# Document excerpt:
Click here to Skip to main content
15,893,904 members
Please Sign up or sign in to vote.
1.00/5 (2 votes)
See more:
Hi ,I am Migrating one of Delphie application to C#.net windows application.


i want to do testing for all the methods ,functions and controls.
which testing should i use and Why.
Is their any tool for testing all the methods and functions of c#.

What I have tried:

i have tried Nunit but i have some method with list having many objects in that ,i was unable to do testing with list objects.for one particular object we can do but for so many objects i was unable to give assert.
Posted
Updated 2-Aug-17 19:27pm
Comments
Kornfeld Eliyahu Peter 2-Aug-17 6:49am    
Visual Studio has Unit Test Projects (different templates) - use them if you have no knowledge of any other...
https://docs.microsoft.com/en-us/visualstudio/test/getting-started-with-unit-testing
GrpSMK 2-Aug-17 10:22am    
Try unit testing in visual studio first..all the best
BillWoodruff 3-Aug-17 0:10am    
Sounds like you are "giving up" on testing without really doing research on the testing tools available for .NET.

If you ask specific questions, and give specific code examples ... we can help you.

# Information shown:
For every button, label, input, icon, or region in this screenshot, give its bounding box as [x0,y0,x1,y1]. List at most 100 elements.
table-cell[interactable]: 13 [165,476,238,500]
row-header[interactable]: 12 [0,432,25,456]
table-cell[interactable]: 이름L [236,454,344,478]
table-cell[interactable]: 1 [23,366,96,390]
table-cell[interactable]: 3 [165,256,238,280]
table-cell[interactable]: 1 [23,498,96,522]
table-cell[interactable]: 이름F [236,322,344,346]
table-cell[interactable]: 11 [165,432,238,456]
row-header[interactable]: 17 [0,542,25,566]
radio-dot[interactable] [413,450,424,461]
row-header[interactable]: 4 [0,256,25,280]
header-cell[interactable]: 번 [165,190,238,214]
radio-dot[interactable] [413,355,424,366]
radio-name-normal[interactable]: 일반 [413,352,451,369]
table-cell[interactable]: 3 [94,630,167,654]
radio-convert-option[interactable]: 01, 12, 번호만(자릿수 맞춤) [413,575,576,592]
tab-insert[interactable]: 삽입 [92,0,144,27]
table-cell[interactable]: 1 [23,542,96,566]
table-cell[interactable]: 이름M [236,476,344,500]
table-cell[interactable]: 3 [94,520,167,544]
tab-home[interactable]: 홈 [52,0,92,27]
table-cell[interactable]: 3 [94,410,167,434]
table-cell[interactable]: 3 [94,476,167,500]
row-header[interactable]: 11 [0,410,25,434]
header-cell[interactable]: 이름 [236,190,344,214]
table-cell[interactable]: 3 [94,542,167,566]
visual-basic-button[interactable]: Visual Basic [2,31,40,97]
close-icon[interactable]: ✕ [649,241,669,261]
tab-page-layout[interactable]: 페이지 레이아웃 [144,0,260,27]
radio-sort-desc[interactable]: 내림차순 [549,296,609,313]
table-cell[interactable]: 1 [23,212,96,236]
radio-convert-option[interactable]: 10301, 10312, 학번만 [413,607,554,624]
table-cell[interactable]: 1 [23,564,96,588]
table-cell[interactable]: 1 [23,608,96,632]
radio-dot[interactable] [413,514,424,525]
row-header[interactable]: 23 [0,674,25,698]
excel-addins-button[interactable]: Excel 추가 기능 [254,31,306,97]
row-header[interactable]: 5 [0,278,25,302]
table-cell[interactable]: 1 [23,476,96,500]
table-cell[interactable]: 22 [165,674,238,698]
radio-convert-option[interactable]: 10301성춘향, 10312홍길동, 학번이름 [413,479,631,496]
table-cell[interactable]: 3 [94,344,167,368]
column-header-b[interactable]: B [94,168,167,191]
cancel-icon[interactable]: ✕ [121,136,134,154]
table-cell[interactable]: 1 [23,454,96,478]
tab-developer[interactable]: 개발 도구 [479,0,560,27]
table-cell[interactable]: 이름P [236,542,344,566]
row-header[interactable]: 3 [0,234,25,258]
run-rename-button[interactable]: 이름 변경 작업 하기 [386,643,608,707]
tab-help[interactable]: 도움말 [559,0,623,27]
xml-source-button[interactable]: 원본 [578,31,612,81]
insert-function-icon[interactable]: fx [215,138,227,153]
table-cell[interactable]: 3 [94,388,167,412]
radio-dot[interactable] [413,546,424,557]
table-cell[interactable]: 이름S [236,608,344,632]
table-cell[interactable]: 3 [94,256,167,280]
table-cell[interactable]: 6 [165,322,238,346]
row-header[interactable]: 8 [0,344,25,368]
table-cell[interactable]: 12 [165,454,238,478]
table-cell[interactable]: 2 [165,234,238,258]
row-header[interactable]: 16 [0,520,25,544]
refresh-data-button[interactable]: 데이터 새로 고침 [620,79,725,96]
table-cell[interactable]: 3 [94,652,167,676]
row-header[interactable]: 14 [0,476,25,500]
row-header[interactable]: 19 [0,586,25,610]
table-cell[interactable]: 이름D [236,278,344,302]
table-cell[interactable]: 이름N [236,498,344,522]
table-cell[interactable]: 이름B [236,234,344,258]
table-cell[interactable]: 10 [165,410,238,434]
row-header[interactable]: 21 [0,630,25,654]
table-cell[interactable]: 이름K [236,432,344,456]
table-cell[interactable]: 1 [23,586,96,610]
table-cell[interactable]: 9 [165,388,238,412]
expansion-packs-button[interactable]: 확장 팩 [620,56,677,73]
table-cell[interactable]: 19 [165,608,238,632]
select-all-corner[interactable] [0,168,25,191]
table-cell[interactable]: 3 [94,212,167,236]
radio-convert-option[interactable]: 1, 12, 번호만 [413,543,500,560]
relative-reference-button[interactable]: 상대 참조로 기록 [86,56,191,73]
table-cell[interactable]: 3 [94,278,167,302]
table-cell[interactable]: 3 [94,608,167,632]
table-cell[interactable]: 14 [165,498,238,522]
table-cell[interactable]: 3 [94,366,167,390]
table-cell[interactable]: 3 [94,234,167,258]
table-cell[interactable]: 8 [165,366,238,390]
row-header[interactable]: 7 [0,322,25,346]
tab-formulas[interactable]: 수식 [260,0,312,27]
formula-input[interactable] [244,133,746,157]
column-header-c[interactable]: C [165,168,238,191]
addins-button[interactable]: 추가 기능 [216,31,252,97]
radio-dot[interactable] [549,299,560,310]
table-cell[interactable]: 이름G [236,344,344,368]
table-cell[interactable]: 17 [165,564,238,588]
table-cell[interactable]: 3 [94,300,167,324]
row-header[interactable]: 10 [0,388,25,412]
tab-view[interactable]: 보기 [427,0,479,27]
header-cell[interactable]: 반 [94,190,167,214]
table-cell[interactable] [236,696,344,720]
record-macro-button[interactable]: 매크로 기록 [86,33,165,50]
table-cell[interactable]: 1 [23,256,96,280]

# Complete the following:
1 - Rewrite the paragraph beginning "i have tried Nunit" from the forum thread about testing a migrated C# application in shorter form, keeping its main facts.
2 - In one to three sentences, explain why NUnit did not work for the poster, as stated in the forum thread about testing a migrated C# application.
3 - Please carry on the forum thread about testing a migrated C# application, picking up after its last sentence.

# Response list:
1 - The poster tried NUnit but got stuck on methods whose lists contain many objects. An assert could be written for one particular object, but not for all of them.

2 - Some of the poster's methods use lists holding many objects. The poster could write an assert for one particular object but could not manage asserts for so many objects.

3 -
It depends on the complexity of your solution, we have a big and complex solution with over 200 projects and our development team is small (5 developers max).
We found that it took too much time to maintain the Unit tests (with Nunit), in fact we seemed to spend more time on this than on productive coding alltogether.
We totally abandoned unit testing, but we have a tester (totally overworked) that tests the main Windows product manually.
So my advice is: unit testing is not worth the time and effort if you are a lone developer or in a small team !
 
Share this answer
 
Comments
BillWoodruff 3-Aug-17 0:15am    
Interesting, Rick; while I am not a 'strident' devotee of TDD, I feel like testing does have an integral role to play, particularly for large projects. imho, it's not the sheer number of tests (the myth of complete code coverage ?) that is critical; it's creating the critical tests that is the challenge.
RickZeeland 3-Aug-17 3:04am    
That's a good point about the critical tests, and for me that was also too big a challenge as they expected me too write unit tests for code written by others that was not documented and incomprehensible !
You may use
Lrmis.Web.UnitTests
for testing purpose, which is very useful and popular in .Net
 
Share this answer
 

This content, along with any associated source code and files, is licensed under The Code Project Open License (CPOL)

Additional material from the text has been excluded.